The records

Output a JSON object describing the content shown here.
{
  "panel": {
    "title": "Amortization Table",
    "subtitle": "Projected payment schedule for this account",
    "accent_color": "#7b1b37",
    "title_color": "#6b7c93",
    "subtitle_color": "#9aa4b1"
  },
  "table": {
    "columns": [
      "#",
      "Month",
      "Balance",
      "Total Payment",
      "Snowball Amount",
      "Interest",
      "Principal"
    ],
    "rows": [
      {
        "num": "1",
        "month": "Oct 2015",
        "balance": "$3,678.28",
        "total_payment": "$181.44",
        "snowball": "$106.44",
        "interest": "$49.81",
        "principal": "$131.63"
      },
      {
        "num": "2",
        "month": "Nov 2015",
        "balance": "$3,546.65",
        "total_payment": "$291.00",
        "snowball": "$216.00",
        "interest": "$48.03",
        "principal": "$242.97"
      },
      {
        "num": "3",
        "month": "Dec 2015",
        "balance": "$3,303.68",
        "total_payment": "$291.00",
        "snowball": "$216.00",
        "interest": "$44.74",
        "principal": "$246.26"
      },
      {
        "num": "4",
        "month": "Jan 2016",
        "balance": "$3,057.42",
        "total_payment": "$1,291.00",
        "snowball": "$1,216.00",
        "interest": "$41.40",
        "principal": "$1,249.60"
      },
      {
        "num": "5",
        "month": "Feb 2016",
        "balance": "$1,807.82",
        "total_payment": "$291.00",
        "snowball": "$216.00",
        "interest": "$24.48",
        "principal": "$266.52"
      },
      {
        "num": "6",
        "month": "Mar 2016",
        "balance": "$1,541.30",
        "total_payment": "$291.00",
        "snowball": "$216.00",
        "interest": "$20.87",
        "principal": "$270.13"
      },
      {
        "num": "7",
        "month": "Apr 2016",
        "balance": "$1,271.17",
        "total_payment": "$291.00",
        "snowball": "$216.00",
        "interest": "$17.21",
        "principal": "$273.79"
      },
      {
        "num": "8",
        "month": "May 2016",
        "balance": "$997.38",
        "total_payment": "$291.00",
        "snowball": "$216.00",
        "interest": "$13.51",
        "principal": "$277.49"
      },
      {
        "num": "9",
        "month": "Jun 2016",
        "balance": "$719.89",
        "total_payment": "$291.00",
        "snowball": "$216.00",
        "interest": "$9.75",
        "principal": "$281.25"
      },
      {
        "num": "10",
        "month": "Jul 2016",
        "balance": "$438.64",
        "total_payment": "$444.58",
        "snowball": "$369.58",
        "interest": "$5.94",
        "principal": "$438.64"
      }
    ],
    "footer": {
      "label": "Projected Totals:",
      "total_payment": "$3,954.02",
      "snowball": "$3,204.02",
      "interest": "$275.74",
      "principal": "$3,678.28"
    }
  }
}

Directions for this task
Search the data for the word "Projected" and copy each line where it appears.

Exercise response
    "subtitle": "Projected payment schedule for this account",
      "label": "Projected Totals:",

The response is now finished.